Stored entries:
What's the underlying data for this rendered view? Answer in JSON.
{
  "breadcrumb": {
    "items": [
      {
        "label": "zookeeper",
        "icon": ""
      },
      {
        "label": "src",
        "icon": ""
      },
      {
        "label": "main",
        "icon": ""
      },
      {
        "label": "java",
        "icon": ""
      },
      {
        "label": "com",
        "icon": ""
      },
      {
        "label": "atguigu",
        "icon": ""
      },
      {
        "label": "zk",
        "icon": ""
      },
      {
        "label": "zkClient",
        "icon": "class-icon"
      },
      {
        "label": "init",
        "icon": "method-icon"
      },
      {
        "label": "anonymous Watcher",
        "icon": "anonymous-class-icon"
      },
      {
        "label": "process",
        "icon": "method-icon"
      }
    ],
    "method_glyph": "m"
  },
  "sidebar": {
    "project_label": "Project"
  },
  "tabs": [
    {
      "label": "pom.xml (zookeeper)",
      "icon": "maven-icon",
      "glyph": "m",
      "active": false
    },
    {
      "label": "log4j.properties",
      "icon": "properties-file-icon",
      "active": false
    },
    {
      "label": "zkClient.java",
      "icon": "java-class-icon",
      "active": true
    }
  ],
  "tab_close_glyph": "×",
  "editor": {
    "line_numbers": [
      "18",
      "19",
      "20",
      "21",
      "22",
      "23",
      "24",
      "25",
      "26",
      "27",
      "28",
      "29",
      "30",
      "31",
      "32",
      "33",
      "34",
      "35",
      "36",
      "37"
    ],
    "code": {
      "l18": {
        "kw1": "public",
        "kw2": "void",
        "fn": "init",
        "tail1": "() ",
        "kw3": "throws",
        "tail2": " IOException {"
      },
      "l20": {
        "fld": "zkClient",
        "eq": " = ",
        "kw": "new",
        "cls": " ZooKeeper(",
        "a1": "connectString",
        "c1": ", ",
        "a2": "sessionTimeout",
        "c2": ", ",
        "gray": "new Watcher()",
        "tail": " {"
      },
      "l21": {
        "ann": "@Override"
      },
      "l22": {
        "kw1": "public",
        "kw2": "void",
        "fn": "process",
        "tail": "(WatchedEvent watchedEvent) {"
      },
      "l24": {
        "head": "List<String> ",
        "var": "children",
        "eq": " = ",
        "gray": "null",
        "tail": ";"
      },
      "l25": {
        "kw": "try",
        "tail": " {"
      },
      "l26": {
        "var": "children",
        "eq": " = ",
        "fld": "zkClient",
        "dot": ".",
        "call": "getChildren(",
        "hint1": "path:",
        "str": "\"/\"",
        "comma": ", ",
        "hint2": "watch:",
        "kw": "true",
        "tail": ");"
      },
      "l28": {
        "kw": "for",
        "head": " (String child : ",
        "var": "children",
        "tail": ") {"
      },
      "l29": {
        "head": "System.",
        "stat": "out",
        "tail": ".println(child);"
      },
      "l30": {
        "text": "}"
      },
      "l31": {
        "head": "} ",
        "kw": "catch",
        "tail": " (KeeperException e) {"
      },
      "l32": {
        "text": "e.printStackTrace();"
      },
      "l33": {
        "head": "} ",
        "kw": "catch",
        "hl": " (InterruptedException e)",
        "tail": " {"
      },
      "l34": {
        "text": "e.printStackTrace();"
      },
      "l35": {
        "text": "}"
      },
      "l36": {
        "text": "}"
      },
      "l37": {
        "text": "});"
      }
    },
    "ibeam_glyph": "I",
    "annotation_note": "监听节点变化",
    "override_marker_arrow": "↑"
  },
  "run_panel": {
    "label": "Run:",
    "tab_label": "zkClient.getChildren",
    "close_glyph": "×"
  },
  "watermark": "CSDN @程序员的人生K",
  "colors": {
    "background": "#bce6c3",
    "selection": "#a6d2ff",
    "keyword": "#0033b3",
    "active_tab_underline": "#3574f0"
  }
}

• **EXERCISE INSTRUCTIONS**: Every record should be repeated exactly; please leave none out.

• **RESPONSE**:
What's the underlying data for this rendered view? Answer in JSON.
{
  "breadcrumb": {
    "items": [
      {
        "label": "zookeeper",
        "icon": ""
      },
      {
        "label": "src",
        "icon": ""
      },
      {
        "label": "main",
        "icon": ""
      },
      {
        "label": "java",
        "icon": ""
      },
      {
        "label": "com",
        "icon": ""
      },
      {
        "label": "atguigu",
        "icon": ""
      },
      {
        "label": "zk",
        "icon": ""
      },
      {
        "label": "zkClient",
        "icon": "class-icon"
      },
      {
        "label": "init",
        "icon": "method-icon"
      },
      {
        "label": "anonymous Watcher",
        "icon": "anonymous-class-icon"
      },
      {
        "label": "process",
        "icon": "method-icon"
      }
    ],
    "method_glyph": "m"
  },
  "sidebar": {
    "project_label": "Project"
  },
  "tabs": [
    {
      "label": "pom.xml (zookeeper)",
      "icon": "maven-icon",
      "glyph": "m",
      "active": false
    },
    {
      "label": "log4j.properties",
      "icon": "properties-file-icon",
      "active": false
    },
    {
      "label": "zkClient.java",
      "icon": "java-class-icon",
      "active": true
    }
  ],
  "tab_close_glyph": "×",
  "editor": {
    "line_numbers": [
      "18",
      "19",
      "20",
      "21",
      "22",
      "23",
      "24",
      "25",
      "26",
      "27",
      "28",
      "29",
      "30",
      "31",
      "32",
      "33",
      "34",
      "35",
      "36",
      "37"
    ],
    "code": {
      "l18": {
        "kw1": "public",
        "kw2": "void",
        "fn": "init",
        "tail1": "() ",
        "kw3": "throws",
        "tail2": " IOException {"
      },
      "l20": {
        "fld": "zkClient",
        "eq": " = ",
        "kw": "new",
        "cls": " ZooKeeper(",
        "a1": "connectString",
        "c1": ", ",
        "a2": "sessionTimeout",
        "c2": ", ",
        "gray": "new Watcher()",
        "tail": " {"
      },
      "l21": {
        "ann": "@Override"
      },
      "l22": {
        "kw1": "public",
        "kw2": "void",
        "fn": "process",
        "tail": "(WatchedEvent watchedEvent) {"
      },
      "l24": {
        "head": "List<String> ",
        "var": "children",
        "eq": " = ",
        "gray": "null",
        "tail": ";"
      },
      "l25": {
        "kw": "try",
        "tail": " {"
      },
      "l26": {
        "var": "children",
        "eq": " = ",
        "fld": "zkClient",
        "dot": ".",
        "call": "getChildren(",
        "hint1": "path:",
        "str": "\"/\"",
        "comma": ", ",
        "hint2": "watch:",
        "kw": "true",
        "tail": ");"
      },
      "l28": {
        "kw": "for",
        "head": " (String child : ",
        "var": "children",
        "tail": ") {"
      },
      "l29": {
        "head": "System.",
        "stat": "out",
        "tail": ".println(child);"
      },
      "l30": {
        "text": "}"
      },
      "l31": {
        "head": "} ",
        "kw": "catch",
        "tail": " (KeeperException e) {"
      },
      "l32": {
        "text": "e.printStackTrace();"
      },
      "l33": {
        "head": "} ",
        "kw": "catch",
        "hl": " (InterruptedException e)",
        "tail": " {"
      },
      "l34": {
        "text": "e.printStackTrace();"
      },
      "l35": {
        "text": "}"
      },
      "l36": {
        "text": "}"
      },
      "l37": {
        "text": "});"
      }
    },
    "ibeam_glyph": "I",
    "annotation_note": "监听节点变化",
    "override_marker_arrow": "↑"
  },
  "run_panel": {
    "label": "Run:",
    "tab_label": "zkClient.getChildren",
    "close_glyph": "×"
  },
  "watermark": "CSDN @程序员的人生K",
  "colors": {
    "background": "#bce6c3",
    "selection": "#a6d2ff",
    "keyword": "#0033b3",
    "active_tab_underline": "#3574f0"
  }
}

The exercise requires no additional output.